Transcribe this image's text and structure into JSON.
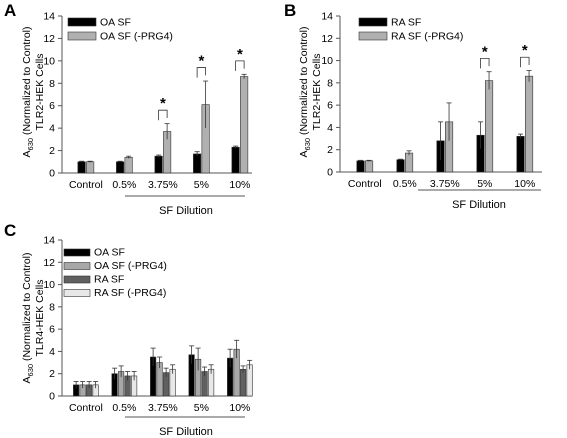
{
  "chart_data": [
    {
      "type": "bar",
      "panel": "A",
      "ylabel_main": "A",
      "ylabel_sub": "630",
      "ylabel_rest": " (Normalized to Control)",
      "ylabel_line2": "TLR2-HEK Cells",
      "ylim": [
        0,
        14
      ],
      "yticks": [
        0,
        2,
        4,
        6,
        8,
        10,
        12,
        14
      ],
      "categories": [
        "Control",
        "0.5%",
        "3.75%",
        "5%",
        "10%"
      ],
      "xlabel": "SF Dilution",
      "legend_position": "top-left",
      "series": [
        {
          "name": "OA SF",
          "color": "#000000",
          "values": [
            1.0,
            1.0,
            1.5,
            1.7,
            2.3
          ],
          "errors": [
            0.05,
            0.05,
            0.1,
            0.2,
            0.1
          ]
        },
        {
          "name": "OA SF (-PRG4)",
          "color": "#b0b0b0",
          "values": [
            1.0,
            1.4,
            3.7,
            6.1,
            8.6
          ],
          "errors": [
            0.05,
            0.1,
            0.7,
            2.1,
            0.2
          ]
        }
      ],
      "significance": [
        {
          "category_index": 2,
          "label": "*"
        },
        {
          "category_index": 3,
          "label": "*"
        },
        {
          "category_index": 4,
          "label": "*"
        }
      ]
    },
    {
      "type": "bar",
      "panel": "B",
      "ylabel_main": "A",
      "ylabel_sub": "630",
      "ylabel_rest": " (Normalized to Control)",
      "ylabel_line2": "TLR2-HEK Cells",
      "ylim": [
        0,
        14
      ],
      "yticks": [
        0,
        2,
        4,
        6,
        8,
        10,
        12,
        14
      ],
      "categories": [
        "Control",
        "0.5%",
        "3.75%",
        "5%",
        "10%"
      ],
      "xlabel": "SF Dilution",
      "legend_position": "top-left",
      "series": [
        {
          "name": "RA SF",
          "color": "#000000",
          "values": [
            1.0,
            1.1,
            2.8,
            3.3,
            3.2
          ],
          "errors": [
            0.05,
            0.05,
            1.7,
            1.2,
            0.2
          ]
        },
        {
          "name": "RA SF (-PRG4)",
          "color": "#b0b0b0",
          "values": [
            1.0,
            1.7,
            4.5,
            8.2,
            8.6
          ],
          "errors": [
            0.05,
            0.2,
            1.7,
            0.8,
            0.5
          ]
        }
      ],
      "significance": [
        {
          "category_index": 3,
          "label": "*"
        },
        {
          "category_index": 4,
          "label": "*"
        }
      ]
    },
    {
      "type": "bar",
      "panel": "C",
      "ylabel_main": "A",
      "ylabel_sub": "630",
      "ylabel_rest": " (Normalized to Control)",
      "ylabel_line2": "TLR4-HEK Cells",
      "ylim": [
        0,
        14
      ],
      "yticks": [
        0,
        2,
        4,
        6,
        8,
        10,
        12,
        14
      ],
      "categories": [
        "Control",
        "0.5%",
        "3.75%",
        "5%",
        "10%"
      ],
      "xlabel": "SF Dilution",
      "legend_position": "top-left",
      "series": [
        {
          "name": "OA SF",
          "color": "#000000",
          "values": [
            1.0,
            2.0,
            3.5,
            3.7,
            3.4
          ],
          "errors": [
            0.3,
            0.5,
            0.8,
            0.8,
            0.8
          ]
        },
        {
          "name": "OA SF (-PRG4)",
          "color": "#a8a8a8",
          "values": [
            1.0,
            2.2,
            3.0,
            3.3,
            4.2
          ],
          "errors": [
            0.3,
            0.5,
            0.5,
            1.0,
            0.8
          ]
        },
        {
          "name": "RA SF",
          "color": "#606060",
          "values": [
            1.0,
            1.8,
            2.1,
            2.2,
            2.4
          ],
          "errors": [
            0.3,
            0.4,
            0.4,
            0.4,
            0.3
          ]
        },
        {
          "name": "RA SF (-PRG4)",
          "color": "#e8e8e8",
          "values": [
            1.0,
            1.8,
            2.4,
            2.4,
            2.8
          ],
          "errors": [
            0.3,
            0.4,
            0.4,
            0.4,
            0.4
          ]
        }
      ],
      "significance": []
    }
  ]
}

**ACTIVITY**
Please set down the lines above word for word and leave out the pictures.

**TASK RESULT**
Transcribe this image's text and structure into JSON.
{
  "chart_data": [
    {
      "type": "bar",
      "panel": "A",
      "ylabel_main": "A",
      "ylabel_sub": "630",
      "ylabel_rest": " (Normalized to Control)",
      "ylabel_line2": "TLR2-HEK Cells",
      "ylim": [
        0,
        14
      ],
      "yticks": [
        0,
        2,
        4,
        6,
        8,
        10,
        12,
        14
      ],
      "categories": [
        "Control",
        "0.5%",
        "3.75%",
        "5%",
        "10%"
      ],
      "xlabel": "SF Dilution",
      "legend_position": "top-left",
      "series": [
        {
          "name": "OA SF",
          "color": "#000000",
          "values": [
            1.0,
            1.0,
            1.5,
            1.7,
            2.3
          ],
          "errors": [
            0.05,
            0.05,
            0.1,
            0.2,
            0.1
          ]
        },
        {
          "name": "OA SF (-PRG4)",
          "color": "#b0b0b0",
          "values": [
            1.0,
            1.4,
            3.7,
            6.1,
            8.6
          ],
          "errors": [
            0.05,
            0.1,
            0.7,
            2.1,
            0.2
          ]
        }
      ],
      "significance": [
        {
          "category_index": 2,
          "label": "*"
        },
        {
          "category_index": 3,
          "label": "*"
        },
        {
          "category_index": 4,
          "label": "*"
        }
      ]
    },
    {
      "type": "bar",
      "panel": "B",
      "ylabel_main": "A",
      "ylabel_sub": "630",
      "ylabel_rest": " (Normalized to Control)",
      "ylabel_line2": "TLR2-HEK Cells",
      "ylim": [
        0,
        14
      ],
      "yticks": [
        0,
        2,
        4,
        6,
        8,
        10,
        12,
        14
      ],
      "categories": [
        "Control",
        "0.5%",
        "3.75%",
        "5%",
        "10%"
      ],
      "xlabel": "SF Dilution",
      "legend_position": "top-left",
      "series": [
        {
          "name": "RA SF",
          "color": "#000000",
          "values": [
            1.0,
            1.1,
            2.8,
            3.3,
            3.2
          ],
          "errors": [
            0.05,
            0.05,
            1.7,
            1.2,
            0.2
          ]
        },
        {
          "name": "RA SF (-PRG4)",
          "color": "#b0b0b0",
          "values": [
            1.0,
            1.7,
            4.5,
            8.2,
            8.6
          ],
          "errors": [
            0.05,
            0.2,
            1.7,
            0.8,
            0.5
          ]
        }
      ],
      "significance": [
        {
          "category_index": 3,
          "label": "*"
        },
        {
          "category_index": 4,
          "label": "*"
        }
      ]
    },
    {
      "type": "bar",
      "panel": "C",
      "ylabel_main": "A",
      "ylabel_sub": "630",
      "ylabel_rest": " (Normalized to Control)",
      "ylabel_line2": "TLR4-HEK Cells",
      "ylim": [
        0,
        14
      ],
      "yticks": [
        0,
        2,
        4,
        6,
        8,
        10,
        12,
        14
      ],
      "categories": [
        "Control",
        "0.5%",
        "3.75%",
        "5%",
        "10%"
      ],
      "xlabel": "SF Dilution",
      "legend_position": "top-left",
      "series": [
        {
          "name": "OA SF",
          "color": "#000000",
          "values": [
            1.0,
            2.0,
            3.5,
            3.7,
            3.4
          ],
          "errors": [
            0.3,
            0.5,
            0.8,
            0.8,
            0.8
          ]
        },
        {
          "name": "OA SF (-PRG4)",
          "color": "#a8a8a8",
          "values": [
            1.0,
            2.2,
            3.0,
            3.3,
            4.2
          ],
          "errors": [
            0.3,
            0.5,
            0.5,
            1.0,
            0.8
          ]
        },
        {
          "name": "RA SF",
          "color": "#606060",
          "values": [
            1.0,
            1.8,
            2.1,
            2.2,
            2.4
          ],
          "errors": [
            0.3,
            0.4,
            0.4,
            0.4,
            0.3
          ]
        },
        {
          "name": "RA SF (-PRG4)",
          "color": "#e8e8e8",
          "values": [
            1.0,
            1.8,
            2.4,
            2.4,
            2.8
          ],
          "errors": [
            0.3,
            0.4,
            0.4,
            0.4,
            0.4
          ]
        }
      ],
      "significance": []
    }
  ]
}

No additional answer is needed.